▶ **Material for this task**:
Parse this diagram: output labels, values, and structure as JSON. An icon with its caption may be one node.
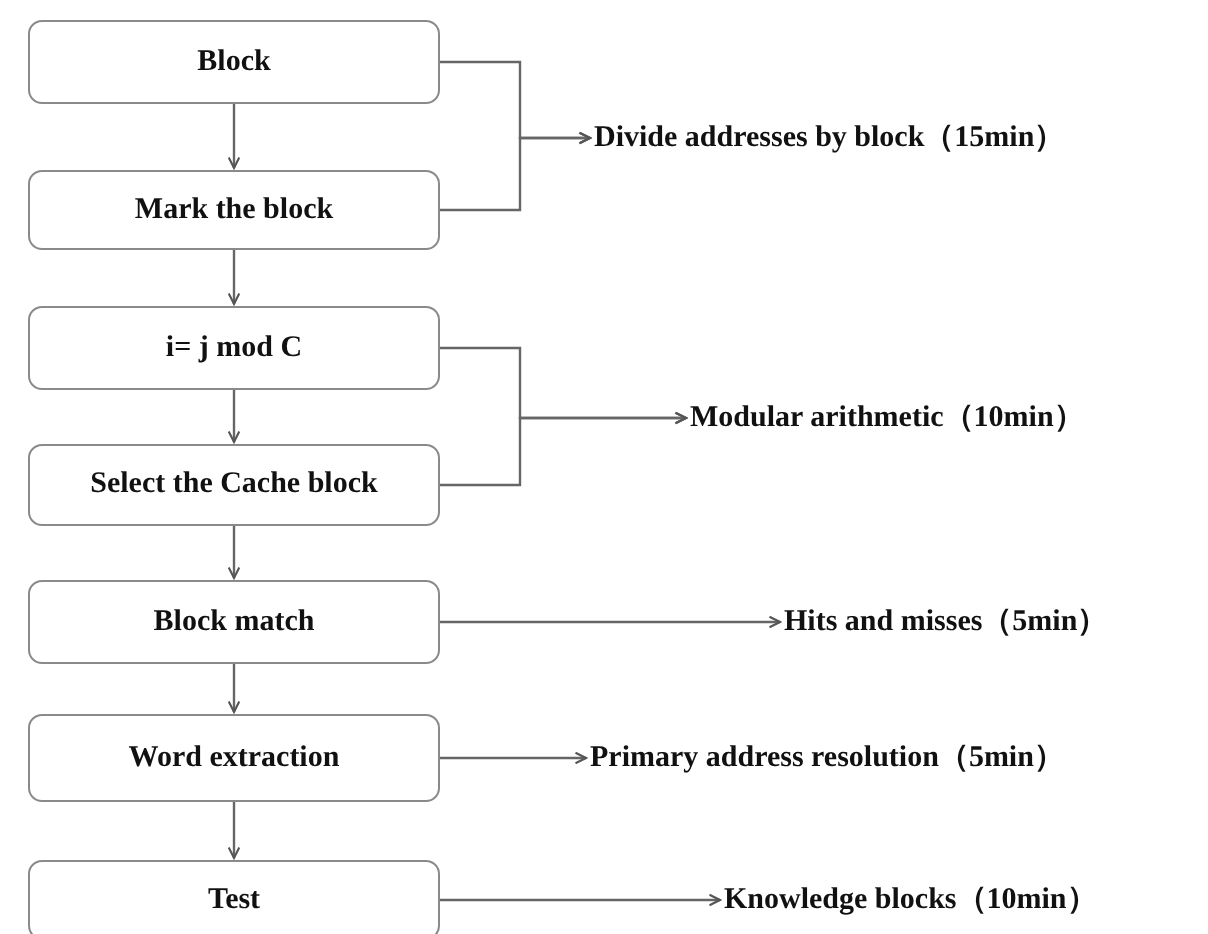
{
  "diagram": {
    "nodes": [
      {
        "text": [
          "Block"
        ]
      },
      {
        "text": [
          "Mark the block"
        ]
      },
      {
        "text": [
          "i= j mod C"
        ]
      },
      {
        "text": [
          "Select the Cache block"
        ]
      },
      {
        "text": [
          "Block match"
        ]
      },
      {
        "text": [
          "Word extraction"
        ]
      },
      {
        "text": [
          "Test"
        ]
      },
      {
        "text": [
          "Divide addresses by block（15min）"
        ]
      },
      {
        "text": [
          "Modular arithmetic（10min）"
        ]
      },
      {
        "text": [
          "Hits and misses（5min）"
        ]
      },
      {
        "text": [
          "Primary address resolution（5min）"
        ]
      },
      {
        "text": [
          "Knowledge blocks（10min）"
        ]
      }
    ],
    "edges": [
      {
        "from": 0,
        "to": 1,
        "arrow": "to"
      },
      {
        "from": 1,
        "to": 2,
        "arrow": "to"
      },
      {
        "from": 2,
        "to": 3,
        "arrow": "to"
      },
      {
        "from": 3,
        "to": 4,
        "arrow": "to"
      },
      {
        "from": 4,
        "to": 5,
        "arrow": "to"
      },
      {
        "from": 5,
        "to": 6,
        "arrow": "to"
      },
      {
        "from": 0,
        "to": 7,
        "arrow": "to"
      },
      {
        "from": 1,
        "to": 7,
        "arrow": "to"
      },
      {
        "from": 2,
        "to": 8,
        "arrow": "to"
      },
      {
        "from": 3,
        "to": 8,
        "arrow": "to"
      },
      {
        "from": 4,
        "to": 9,
        "arrow": "to"
      },
      {
        "from": 5,
        "to": 10,
        "arrow": "to"
      },
      {
        "from": 6,
        "to": 11,
        "arrow": "to"
      }
    ]
  }
}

▶ **What you should do**: Quote the material word for word, dropping any images it holds.

▶ **Expected answer**:
Parse this diagram: output labels, values, and structure as JSON. An icon with its caption may be one node.
{
  "diagram": {
    "nodes": [
      {
        "text": [
          "Block"
        ]
      },
      {
        "text": [
          "Mark the block"
        ]
      },
      {
        "text": [
          "i= j mod C"
        ]
      },
      {
        "text": [
          "Select the Cache block"
        ]
      },
      {
        "text": [
          "Block match"
        ]
      },
      {
        "text": [
          "Word extraction"
        ]
      },
      {
        "text": [
          "Test"
        ]
      },
      {
        "text": [
          "Divide addresses by block（15min）"
        ]
      },
      {
        "text": [
          "Modular arithmetic（10min）"
        ]
      },
      {
        "text": [
          "Hits and misses（5min）"
        ]
      },
      {
        "text": [
          "Primary address resolution（5min）"
        ]
      },
      {
        "text": [
          "Knowledge blocks（10min）"
        ]
      }
    ],
    "edges": [
      {
        "from": 0,
        "to": 1,
        "arrow": "to"
      },
      {
        "from": 1,
        "to": 2,
        "arrow": "to"
      },
      {
        "from": 2,
        "to": 3,
        "arrow": "to"
      },
      {
        "from": 3,
        "to": 4,
        "arrow": "to"
      },
      {
        "from": 4,
        "to": 5,
        "arrow": "to"
      },
      {
        "from": 5,
        "to": 6,
        "arrow": "to"
      },
      {
        "from": 0,
        "to": 7,
        "arrow": "to"
      },
      {
        "from": 1,
        "to": 7,
        "arrow": "to"
      },
      {
        "from": 2,
        "to": 8,
        "arrow": "to"
      },
      {
        "from": 3,
        "to": 8,
        "arrow": "to"
      },
      {
        "from": 4,
        "to": 9,
        "arrow": "to"
      },
      {
        "from": 5,
        "to": 10,
        "arrow": "to"
      },
      {
        "from": 6,
        "to": 11,
        "arrow": "to"
      }
    ]
  }
}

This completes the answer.